Begin RECORDS TO PROCESS

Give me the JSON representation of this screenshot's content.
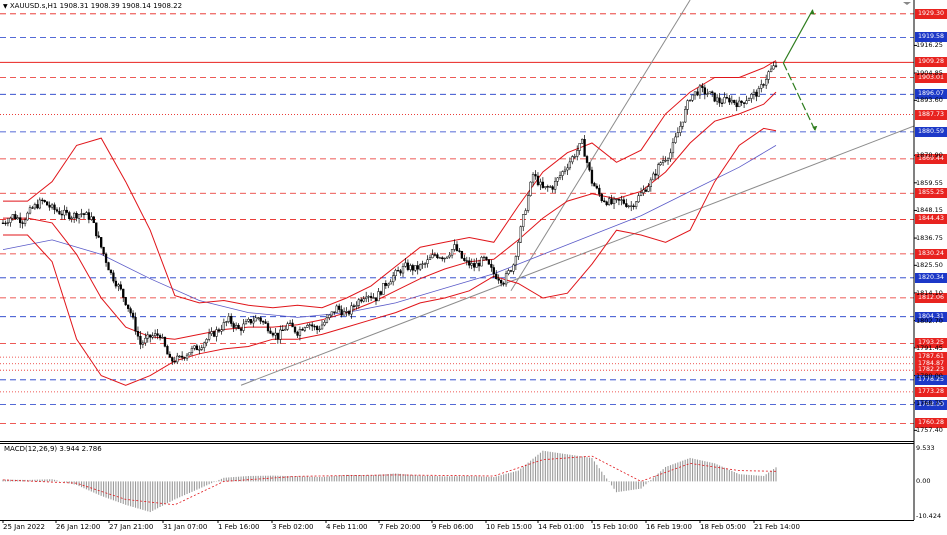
{
  "header": {
    "symbol_text": "XAUUSD.s,H1  1908.31 1908.39 1908.14 1908.22"
  },
  "macd": {
    "title": "MACD(12,26,9) 3.944 2.786",
    "ticks": [
      "9.533",
      "0.00",
      "-10.424"
    ]
  },
  "price_axis_ticks": [
    "1916.25",
    "1904.85",
    "1893.60",
    "1870.90",
    "1859.55",
    "1848.15",
    "1836.75",
    "1825.50",
    "1814.10",
    "1802.70",
    "1791.45",
    "1780.00",
    "1768.75",
    "1757.40"
  ],
  "levels": [
    {
      "value": "1929.30",
      "color": "#e8231f",
      "style": "dash"
    },
    {
      "value": "1919.58",
      "color": "#1c38c8",
      "style": "dash"
    },
    {
      "value": "1909.28",
      "color": "#e8231f",
      "style": "solid"
    },
    {
      "value": "1903.01",
      "color": "#e8231f",
      "style": "dash"
    },
    {
      "value": "1896.07",
      "color": "#1c38c8",
      "style": "dash"
    },
    {
      "value": "1887.73",
      "color": "#e8231f",
      "style": "dot"
    },
    {
      "value": "1880.59",
      "color": "#1c38c8",
      "style": "dash"
    },
    {
      "value": "1869.44",
      "color": "#e8231f",
      "style": "dash"
    },
    {
      "value": "1855.25",
      "color": "#e8231f",
      "style": "dash"
    },
    {
      "value": "1844.43",
      "color": "#e8231f",
      "style": "dash"
    },
    {
      "value": "1830.24",
      "color": "#e8231f",
      "style": "dash"
    },
    {
      "value": "1820.34",
      "color": "#1c38c8",
      "style": "dash"
    },
    {
      "value": "1812.06",
      "color": "#e8231f",
      "style": "dash"
    },
    {
      "value": "1804.31",
      "color": "#1c38c8",
      "style": "dash"
    },
    {
      "value": "1793.25",
      "color": "#e8231f",
      "style": "dash"
    },
    {
      "value": "1787.61",
      "color": "#e8231f",
      "style": "dot"
    },
    {
      "value": "1784.87",
      "color": "#e8231f",
      "style": "dot"
    },
    {
      "value": "1782.23",
      "color": "#e8231f",
      "style": "dot"
    },
    {
      "value": "1778.25",
      "color": "#1c38c8",
      "style": "dash"
    },
    {
      "value": "1773.28",
      "color": "#e8231f",
      "style": "dot"
    },
    {
      "value": "1768.00",
      "color": "#1c38c8",
      "style": "dash"
    },
    {
      "value": "1760.28",
      "color": "#e8231f",
      "style": "dash"
    }
  ],
  "chart_data": {
    "type": "candlestick",
    "symbol": "XAUUSD.s",
    "timeframe": "H1",
    "ylim": [
      1753,
      1935
    ],
    "x_labels": [
      "25 Jan 2022",
      "26 Jan 12:00",
      "27 Jan 21:00",
      "31 Jan 07:00",
      "1 Feb 16:00",
      "3 Feb 02:00",
      "4 Feb 11:00",
      "7 Feb 20:00",
      "9 Feb 06:00",
      "10 Feb 15:00",
      "14 Feb 01:00",
      "15 Feb 10:00",
      "16 Feb 19:00",
      "18 Feb 05:00",
      "21 Feb 14:00"
    ],
    "close_path": [
      [
        0,
        1843
      ],
      [
        4,
        1846
      ],
      [
        8,
        1844
      ],
      [
        12,
        1849
      ],
      [
        16,
        1852
      ],
      [
        20,
        1849
      ],
      [
        24,
        1847
      ],
      [
        28,
        1846
      ],
      [
        32,
        1847
      ],
      [
        36,
        1845
      ],
      [
        40,
        1833
      ],
      [
        44,
        1822
      ],
      [
        48,
        1815
      ],
      [
        52,
        1806
      ],
      [
        56,
        1793
      ],
      [
        60,
        1796
      ],
      [
        64,
        1797
      ],
      [
        68,
        1786
      ],
      [
        72,
        1787
      ],
      [
        76,
        1790
      ],
      [
        80,
        1792
      ],
      [
        84,
        1796
      ],
      [
        88,
        1799
      ],
      [
        92,
        1803
      ],
      [
        96,
        1799
      ],
      [
        100,
        1802
      ],
      [
        104,
        1804
      ],
      [
        108,
        1800
      ],
      [
        112,
        1796
      ],
      [
        116,
        1801
      ],
      [
        120,
        1798
      ],
      [
        124,
        1802
      ],
      [
        128,
        1799
      ],
      [
        132,
        1803
      ],
      [
        136,
        1808
      ],
      [
        140,
        1805
      ],
      [
        144,
        1810
      ],
      [
        148,
        1814
      ],
      [
        152,
        1812
      ],
      [
        156,
        1818
      ],
      [
        160,
        1822
      ],
      [
        164,
        1825
      ],
      [
        168,
        1824
      ],
      [
        172,
        1826
      ],
      [
        176,
        1830
      ],
      [
        180,
        1829
      ],
      [
        184,
        1833
      ],
      [
        188,
        1827
      ],
      [
        192,
        1825
      ],
      [
        196,
        1828
      ],
      [
        200,
        1822
      ],
      [
        204,
        1819
      ],
      [
        208,
        1826
      ],
      [
        212,
        1845
      ],
      [
        216,
        1863
      ],
      [
        220,
        1857
      ],
      [
        224,
        1858
      ],
      [
        228,
        1864
      ],
      [
        232,
        1870
      ],
      [
        236,
        1876
      ],
      [
        240,
        1860
      ],
      [
        244,
        1853
      ],
      [
        248,
        1851
      ],
      [
        252,
        1852
      ],
      [
        256,
        1850
      ],
      [
        260,
        1855
      ],
      [
        264,
        1860
      ],
      [
        268,
        1868
      ],
      [
        272,
        1872
      ],
      [
        276,
        1883
      ],
      [
        280,
        1895
      ],
      [
        284,
        1898
      ],
      [
        288,
        1896
      ],
      [
        292,
        1893
      ],
      [
        296,
        1894
      ],
      [
        300,
        1892
      ],
      [
        304,
        1895
      ],
      [
        308,
        1897
      ],
      [
        312,
        1905
      ],
      [
        315,
        1908
      ]
    ],
    "candles_count": 316,
    "bollinger_bands": {
      "upper": [
        [
          0,
          1852
        ],
        [
          10,
          1852
        ],
        [
          20,
          1860
        ],
        [
          30,
          1875
        ],
        [
          40,
          1878
        ],
        [
          50,
          1860
        ],
        [
          60,
          1840
        ],
        [
          70,
          1813
        ],
        [
          80,
          1810
        ],
        [
          90,
          1811
        ],
        [
          100,
          1809
        ],
        [
          110,
          1808
        ],
        [
          120,
          1809
        ],
        [
          130,
          1808
        ],
        [
          140,
          1812
        ],
        [
          150,
          1817
        ],
        [
          160,
          1825
        ],
        [
          170,
          1833
        ],
        [
          180,
          1835
        ],
        [
          190,
          1837
        ],
        [
          200,
          1835
        ],
        [
          210,
          1850
        ],
        [
          220,
          1864
        ],
        [
          230,
          1872
        ],
        [
          240,
          1876
        ],
        [
          250,
          1868
        ],
        [
          260,
          1873
        ],
        [
          270,
          1888
        ],
        [
          280,
          1897
        ],
        [
          290,
          1903
        ],
        [
          300,
          1903
        ],
        [
          310,
          1907
        ],
        [
          315,
          1910
        ]
      ],
      "middle": [
        [
          0,
          1845
        ],
        [
          10,
          1845
        ],
        [
          20,
          1843
        ],
        [
          30,
          1830
        ],
        [
          40,
          1812
        ],
        [
          50,
          1800
        ],
        [
          60,
          1796
        ],
        [
          70,
          1795
        ],
        [
          80,
          1797
        ],
        [
          90,
          1799
        ],
        [
          100,
          1800
        ],
        [
          110,
          1800
        ],
        [
          120,
          1801
        ],
        [
          130,
          1803
        ],
        [
          140,
          1806
        ],
        [
          150,
          1810
        ],
        [
          160,
          1815
        ],
        [
          170,
          1820
        ],
        [
          180,
          1824
        ],
        [
          190,
          1827
        ],
        [
          200,
          1828
        ],
        [
          210,
          1836
        ],
        [
          220,
          1845
        ],
        [
          230,
          1852
        ],
        [
          240,
          1855
        ],
        [
          250,
          1853
        ],
        [
          260,
          1856
        ],
        [
          270,
          1864
        ],
        [
          280,
          1876
        ],
        [
          290,
          1885
        ],
        [
          300,
          1888
        ],
        [
          310,
          1892
        ],
        [
          315,
          1897
        ]
      ],
      "lower": [
        [
          0,
          1838
        ],
        [
          10,
          1838
        ],
        [
          20,
          1827
        ],
        [
          30,
          1795
        ],
        [
          40,
          1780
        ],
        [
          50,
          1776
        ],
        [
          60,
          1780
        ],
        [
          70,
          1786
        ],
        [
          80,
          1789
        ],
        [
          90,
          1791
        ],
        [
          100,
          1792
        ],
        [
          110,
          1795
        ],
        [
          120,
          1795
        ],
        [
          130,
          1797
        ],
        [
          140,
          1800
        ],
        [
          150,
          1803
        ],
        [
          160,
          1806
        ],
        [
          170,
          1810
        ],
        [
          180,
          1812
        ],
        [
          190,
          1815
        ],
        [
          200,
          1821
        ],
        [
          210,
          1818
        ],
        [
          220,
          1812
        ],
        [
          230,
          1814
        ],
        [
          240,
          1826
        ],
        [
          250,
          1840
        ],
        [
          260,
          1838
        ],
        [
          270,
          1835
        ],
        [
          280,
          1840
        ],
        [
          290,
          1860
        ],
        [
          300,
          1875
        ],
        [
          310,
          1882
        ],
        [
          315,
          1881
        ]
      ]
    },
    "moving_average": [
      [
        0,
        1832
      ],
      [
        20,
        1836
      ],
      [
        40,
        1830
      ],
      [
        60,
        1820
      ],
      [
        80,
        1811
      ],
      [
        100,
        1806
      ],
      [
        120,
        1804
      ],
      [
        140,
        1806
      ],
      [
        160,
        1810
      ],
      [
        180,
        1816
      ],
      [
        200,
        1822
      ],
      [
        220,
        1830
      ],
      [
        240,
        1838
      ],
      [
        260,
        1846
      ],
      [
        280,
        1856
      ],
      [
        300,
        1866
      ],
      [
        315,
        1875
      ]
    ],
    "macd_hist": [
      [
        0,
        0.5
      ],
      [
        10,
        0.4
      ],
      [
        20,
        0.6
      ],
      [
        30,
        -1.0
      ],
      [
        40,
        -4.0
      ],
      [
        50,
        -6.5
      ],
      [
        60,
        -8.5
      ],
      [
        70,
        -5.0
      ],
      [
        80,
        -2.0
      ],
      [
        90,
        1.0
      ],
      [
        100,
        1.5
      ],
      [
        110,
        1.6
      ],
      [
        120,
        1.4
      ],
      [
        130,
        1.2
      ],
      [
        140,
        1.8
      ],
      [
        150,
        1.7
      ],
      [
        160,
        2.2
      ],
      [
        170,
        1.6
      ],
      [
        180,
        1.4
      ],
      [
        190,
        1.5
      ],
      [
        200,
        1.2
      ],
      [
        210,
        3.0
      ],
      [
        220,
        8.5
      ],
      [
        230,
        7.5
      ],
      [
        240,
        6.5
      ],
      [
        250,
        -3.0
      ],
      [
        260,
        -2.0
      ],
      [
        270,
        4.0
      ],
      [
        280,
        6.5
      ],
      [
        290,
        5.0
      ],
      [
        300,
        2.0
      ],
      [
        310,
        1.5
      ],
      [
        315,
        3.9
      ]
    ],
    "macd_signal": [
      [
        0,
        0.4
      ],
      [
        30,
        -0.5
      ],
      [
        50,
        -5.0
      ],
      [
        70,
        -6.5
      ],
      [
        90,
        0.0
      ],
      [
        120,
        1.4
      ],
      [
        160,
        1.8
      ],
      [
        200,
        1.5
      ],
      [
        220,
        6.0
      ],
      [
        240,
        7.0
      ],
      [
        260,
        0.0
      ],
      [
        280,
        5.0
      ],
      [
        300,
        3.0
      ],
      [
        315,
        2.8
      ]
    ]
  }
}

End RECORDS TO PROCESS

**PROBLEM DESCRIPTION**
In the entries above, identify every line with the word "XAUUSD". Copy those lines.

**OUTPUT FOR THIS TASK**
    "symbol_text": "XAUUSD.s,H1  1908.31 1908.39 1908.14 1908.22"
    "symbol": "XAUUSD.s",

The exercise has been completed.